#### [Stated goal]
Please identify every line in the entries below that contains the word "name" and copy each of those lines.

#### [Material]
____________

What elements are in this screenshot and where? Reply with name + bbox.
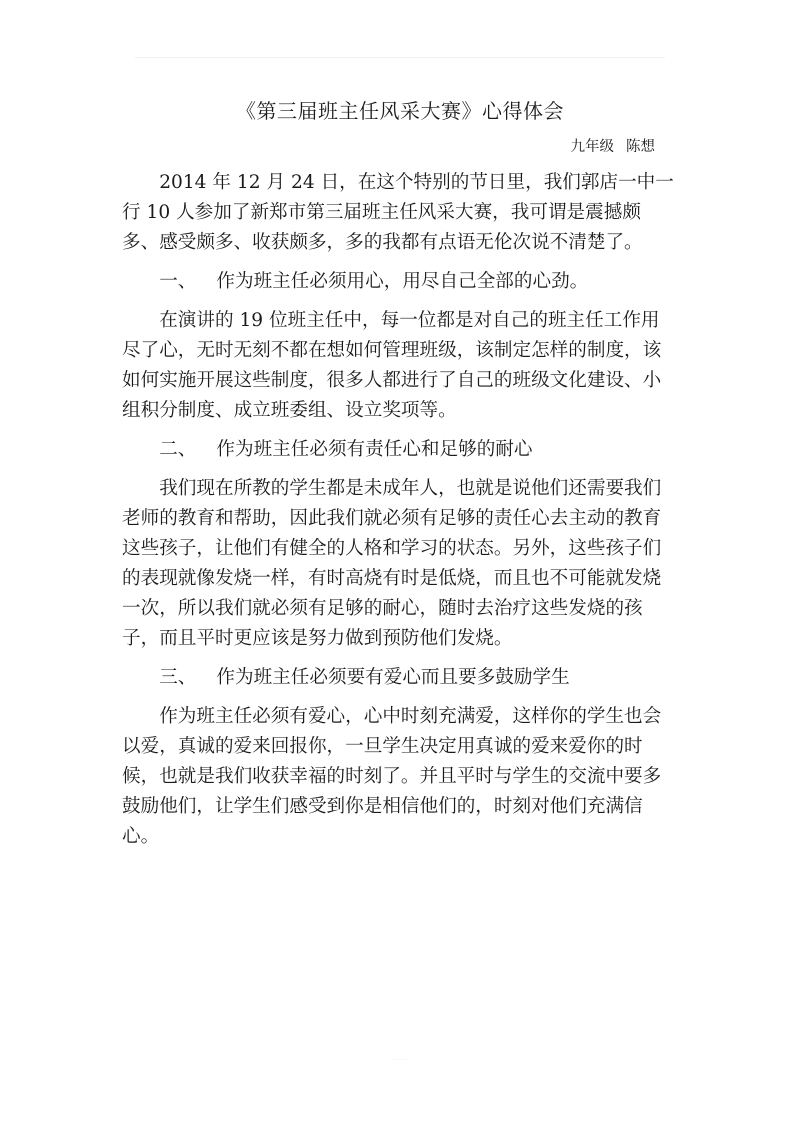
section-2-heading [122, 435, 678, 465]
section-1-heading-text: 作为班主任必须用心，用尽自己全部的心劲。 [216, 271, 589, 292]
section-3-number: 三、 [159, 667, 197, 688]
section-3-paragraph: 作为班主任必须有爱心，心中时刻充满爱，这样你的学生也会以爱，真诚的爱来回报你，一旦学生决定用真诚的爱来爱你的时候，也就是我们收获幸福的时刻了。并且平时与学生的交流中要多鼓励他们，让学生们感受到你是相信他们的，时刻对他们充满信心。 [122, 706, 662, 847]
author-name: 陈想 [626, 139, 655, 155]
document-title: 《第三届班主任风采大赛》心得体会 [236, 99, 564, 123]
section-2-paragraph: 我们现在所教的学生都是未成年人，也就是说他们还需要我们老师的教育和帮助，因此我们就必须有足够的责任心去主动的教育这些孩子，让他们有健全的人格和学习的状态。另外，这些孩子们的表现就像发烧一样，有时高烧有时是低烧，而且也不可能就发烧一次，所以我们就必须有足够的耐心，随时去治疗这些发烧的孩子，而且平时更应该是努力做到预防他们发烧。 [122, 478, 662, 649]
section-1-heading [122, 267, 678, 297]
section-2-number: 二、 [159, 439, 197, 460]
section-1-paragraph: 在演讲的 19 位班主任中，每一位都是对自己的班主任工作用尽了心，无时无刻不都在想如何管理班级，该制定怎样的制度，该如何实施开展这些制度，很多人都进行了自己的班级文化建设、小组积分制度、成立班委组、设立奖项等。 [122, 310, 662, 421]
author-line [420, 136, 655, 158]
section-3-heading [122, 663, 678, 693]
page-top-rule [135, 57, 665, 58]
faint-footer-mark: · · · · · [391, 1057, 409, 1064]
author-grade: 九年级 [570, 139, 614, 155]
section-2-heading-text: 作为班主任必须有责任心和足够的耐心 [216, 439, 533, 460]
document-body [122, 168, 678, 861]
section-3-heading-text: 作为班主任必须要有爱心而且要多鼓励学生 [216, 667, 570, 688]
intro-paragraph: 2014 年 12 月 24 日，在这个特别的节日里，我们郭店一中一行 10 人参加了新郑市第三届班主任风采大赛，我可谓是震撼颇多、感受颇多、收获颇多，多的我都有点语无伦次说不清楚了。 [122, 172, 674, 253]
section-1-number: 一、 [159, 271, 197, 292]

____________

#### [Output for this task]
What elements are in this screenshot and where? Reply with name + bbox.
author-name: 陈想 [626, 139, 655, 155]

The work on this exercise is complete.